__Stated exercise__: Update the rows from the very first line through the line that contains "price-change-percent: 2.10% [140, 270, 243, 311]", both included, by replacing "interactable" with "clickable" everywhere it occurs and leaving everything else unchanged.

Layout dataset entries:
::::

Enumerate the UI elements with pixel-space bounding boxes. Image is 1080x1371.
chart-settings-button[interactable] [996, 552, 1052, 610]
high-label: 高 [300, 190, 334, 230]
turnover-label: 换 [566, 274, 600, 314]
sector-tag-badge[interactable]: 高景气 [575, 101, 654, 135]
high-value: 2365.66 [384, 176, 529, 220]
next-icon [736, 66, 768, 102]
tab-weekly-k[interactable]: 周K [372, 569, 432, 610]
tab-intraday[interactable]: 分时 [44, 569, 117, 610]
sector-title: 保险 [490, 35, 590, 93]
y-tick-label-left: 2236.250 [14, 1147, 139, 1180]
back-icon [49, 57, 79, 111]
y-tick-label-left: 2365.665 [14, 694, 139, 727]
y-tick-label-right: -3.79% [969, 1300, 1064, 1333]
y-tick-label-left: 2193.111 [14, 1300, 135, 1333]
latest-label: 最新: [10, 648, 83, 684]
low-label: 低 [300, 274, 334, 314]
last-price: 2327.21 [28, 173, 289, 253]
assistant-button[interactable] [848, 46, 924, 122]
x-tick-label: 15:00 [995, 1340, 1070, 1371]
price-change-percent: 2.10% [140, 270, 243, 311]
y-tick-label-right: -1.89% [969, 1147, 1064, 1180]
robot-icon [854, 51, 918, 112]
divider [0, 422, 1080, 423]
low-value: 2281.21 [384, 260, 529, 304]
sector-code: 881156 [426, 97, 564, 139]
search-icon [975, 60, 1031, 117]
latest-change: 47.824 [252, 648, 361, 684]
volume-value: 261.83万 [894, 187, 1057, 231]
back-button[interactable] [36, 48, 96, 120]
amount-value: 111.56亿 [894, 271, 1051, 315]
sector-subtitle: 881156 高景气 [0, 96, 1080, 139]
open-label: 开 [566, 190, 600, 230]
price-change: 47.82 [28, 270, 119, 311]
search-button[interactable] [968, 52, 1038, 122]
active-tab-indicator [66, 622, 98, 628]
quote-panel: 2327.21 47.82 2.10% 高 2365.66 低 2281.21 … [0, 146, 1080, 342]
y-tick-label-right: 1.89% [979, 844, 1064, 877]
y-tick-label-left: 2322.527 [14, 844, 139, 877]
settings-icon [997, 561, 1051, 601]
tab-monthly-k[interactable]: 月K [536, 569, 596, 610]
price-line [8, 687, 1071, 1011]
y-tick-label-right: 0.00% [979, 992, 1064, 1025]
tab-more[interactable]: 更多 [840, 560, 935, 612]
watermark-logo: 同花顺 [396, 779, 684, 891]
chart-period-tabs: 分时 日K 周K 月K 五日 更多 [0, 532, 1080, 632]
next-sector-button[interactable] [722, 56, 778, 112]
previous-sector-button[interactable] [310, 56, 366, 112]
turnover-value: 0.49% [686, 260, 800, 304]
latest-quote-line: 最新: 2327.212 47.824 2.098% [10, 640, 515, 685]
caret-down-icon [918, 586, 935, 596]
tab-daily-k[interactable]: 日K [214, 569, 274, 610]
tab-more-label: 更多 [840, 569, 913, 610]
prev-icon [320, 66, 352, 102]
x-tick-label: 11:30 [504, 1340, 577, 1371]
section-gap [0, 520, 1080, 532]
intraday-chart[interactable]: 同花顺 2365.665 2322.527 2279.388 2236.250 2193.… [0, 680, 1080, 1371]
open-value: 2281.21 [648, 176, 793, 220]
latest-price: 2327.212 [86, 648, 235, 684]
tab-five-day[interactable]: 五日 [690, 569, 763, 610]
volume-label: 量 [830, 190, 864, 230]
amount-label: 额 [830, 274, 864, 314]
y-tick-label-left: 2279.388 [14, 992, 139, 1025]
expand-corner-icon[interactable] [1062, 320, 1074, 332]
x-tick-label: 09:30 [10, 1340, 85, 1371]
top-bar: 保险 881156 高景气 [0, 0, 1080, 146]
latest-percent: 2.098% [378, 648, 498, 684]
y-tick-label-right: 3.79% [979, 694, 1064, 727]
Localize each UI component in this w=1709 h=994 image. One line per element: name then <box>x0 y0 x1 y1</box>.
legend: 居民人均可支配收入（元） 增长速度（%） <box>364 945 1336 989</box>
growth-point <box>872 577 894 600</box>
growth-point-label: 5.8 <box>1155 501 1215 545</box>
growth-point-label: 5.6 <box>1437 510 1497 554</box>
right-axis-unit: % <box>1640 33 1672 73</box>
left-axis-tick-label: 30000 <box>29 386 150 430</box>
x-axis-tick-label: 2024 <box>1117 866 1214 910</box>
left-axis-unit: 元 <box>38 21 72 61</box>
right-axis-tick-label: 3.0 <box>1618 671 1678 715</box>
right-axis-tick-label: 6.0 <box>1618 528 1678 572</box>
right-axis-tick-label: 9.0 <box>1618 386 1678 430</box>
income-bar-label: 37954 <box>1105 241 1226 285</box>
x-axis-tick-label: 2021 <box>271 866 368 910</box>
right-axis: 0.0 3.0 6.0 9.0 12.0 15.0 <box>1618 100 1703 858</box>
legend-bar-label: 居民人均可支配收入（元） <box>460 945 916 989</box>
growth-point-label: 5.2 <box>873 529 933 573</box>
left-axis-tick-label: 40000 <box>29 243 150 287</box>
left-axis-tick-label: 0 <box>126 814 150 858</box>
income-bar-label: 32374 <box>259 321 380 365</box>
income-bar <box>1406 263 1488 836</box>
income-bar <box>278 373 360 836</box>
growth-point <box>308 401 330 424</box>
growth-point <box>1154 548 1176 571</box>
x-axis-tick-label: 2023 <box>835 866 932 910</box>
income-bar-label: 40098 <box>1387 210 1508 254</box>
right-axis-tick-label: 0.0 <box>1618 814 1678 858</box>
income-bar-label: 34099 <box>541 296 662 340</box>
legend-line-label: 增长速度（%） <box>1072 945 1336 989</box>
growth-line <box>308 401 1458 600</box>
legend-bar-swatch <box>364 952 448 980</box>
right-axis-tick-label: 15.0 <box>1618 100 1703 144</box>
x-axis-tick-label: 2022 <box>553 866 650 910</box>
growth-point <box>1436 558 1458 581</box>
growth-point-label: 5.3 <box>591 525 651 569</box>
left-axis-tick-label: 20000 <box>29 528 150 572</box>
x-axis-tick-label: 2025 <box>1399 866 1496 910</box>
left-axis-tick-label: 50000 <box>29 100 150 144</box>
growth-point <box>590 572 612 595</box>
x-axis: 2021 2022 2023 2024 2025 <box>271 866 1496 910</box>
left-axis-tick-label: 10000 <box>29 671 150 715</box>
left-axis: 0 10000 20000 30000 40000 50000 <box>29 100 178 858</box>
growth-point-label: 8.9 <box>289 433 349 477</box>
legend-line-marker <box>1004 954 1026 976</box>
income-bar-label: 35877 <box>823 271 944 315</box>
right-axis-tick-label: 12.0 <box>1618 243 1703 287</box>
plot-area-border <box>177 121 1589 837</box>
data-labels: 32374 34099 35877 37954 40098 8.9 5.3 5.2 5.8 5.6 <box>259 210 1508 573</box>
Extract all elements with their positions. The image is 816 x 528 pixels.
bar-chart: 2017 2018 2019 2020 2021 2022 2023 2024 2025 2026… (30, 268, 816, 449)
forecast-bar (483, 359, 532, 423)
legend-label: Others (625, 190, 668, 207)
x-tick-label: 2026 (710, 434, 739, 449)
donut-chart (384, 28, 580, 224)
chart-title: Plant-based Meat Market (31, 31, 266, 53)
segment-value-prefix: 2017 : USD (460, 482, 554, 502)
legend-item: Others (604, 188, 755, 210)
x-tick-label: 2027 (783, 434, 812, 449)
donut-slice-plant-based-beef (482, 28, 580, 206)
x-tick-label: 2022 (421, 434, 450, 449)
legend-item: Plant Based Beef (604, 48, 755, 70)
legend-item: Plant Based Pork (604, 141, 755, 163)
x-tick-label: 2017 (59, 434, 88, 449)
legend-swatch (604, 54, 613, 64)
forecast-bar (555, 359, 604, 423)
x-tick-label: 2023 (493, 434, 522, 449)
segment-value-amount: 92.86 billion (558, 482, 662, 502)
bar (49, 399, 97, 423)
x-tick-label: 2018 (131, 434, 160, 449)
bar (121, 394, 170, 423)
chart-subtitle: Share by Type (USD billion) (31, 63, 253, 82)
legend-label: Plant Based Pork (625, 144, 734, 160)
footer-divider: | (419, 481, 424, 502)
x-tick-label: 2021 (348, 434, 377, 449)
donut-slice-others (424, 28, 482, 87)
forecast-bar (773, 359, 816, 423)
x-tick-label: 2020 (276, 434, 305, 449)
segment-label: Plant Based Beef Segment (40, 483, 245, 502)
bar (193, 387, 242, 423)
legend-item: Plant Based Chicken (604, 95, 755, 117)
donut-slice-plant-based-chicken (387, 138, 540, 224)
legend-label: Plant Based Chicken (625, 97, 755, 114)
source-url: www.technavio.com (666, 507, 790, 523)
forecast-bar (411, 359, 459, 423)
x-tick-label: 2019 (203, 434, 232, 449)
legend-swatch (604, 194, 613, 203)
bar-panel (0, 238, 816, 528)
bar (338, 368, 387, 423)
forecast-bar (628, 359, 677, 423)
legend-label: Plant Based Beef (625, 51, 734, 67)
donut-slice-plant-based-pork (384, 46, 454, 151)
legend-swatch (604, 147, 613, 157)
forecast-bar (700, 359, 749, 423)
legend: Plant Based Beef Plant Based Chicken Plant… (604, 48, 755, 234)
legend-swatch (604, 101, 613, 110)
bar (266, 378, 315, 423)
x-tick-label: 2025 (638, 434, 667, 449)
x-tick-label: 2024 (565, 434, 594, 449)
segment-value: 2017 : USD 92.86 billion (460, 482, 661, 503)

::::

__Answer to the task__:
Enumerate the UI elements with pixel-space bounding boxes. Image is 1080x1371.
chart-settings-button[clickable] [996, 552, 1052, 610]
high-label: 高 [300, 190, 334, 230]
turnover-label: 换 [566, 274, 600, 314]
sector-tag-badge[clickable]: 高景气 [575, 101, 654, 135]
high-value: 2365.66 [384, 176, 529, 220]
next-icon [736, 66, 768, 102]
tab-weekly-k[clickable]: 周K [372, 569, 432, 610]
tab-intraday[clickable]: 分时 [44, 569, 117, 610]
sector-title: 保险 [490, 35, 590, 93]
y-tick-label-left: 2236.250 [14, 1147, 139, 1180]
back-icon [49, 57, 79, 111]
y-tick-label-left: 2365.665 [14, 694, 139, 727]
y-tick-label-right: -3.79% [969, 1300, 1064, 1333]
y-tick-label-left: 2193.111 [14, 1300, 135, 1333]
latest-label: 最新: [10, 648, 83, 684]
low-label: 低 [300, 274, 334, 314]
last-price: 2327.21 [28, 173, 289, 253]
assistant-button[clickable] [848, 46, 924, 122]
x-tick-label: 15:00 [995, 1340, 1070, 1371]
price-change-percent: 2.10% [140, 270, 243, 311]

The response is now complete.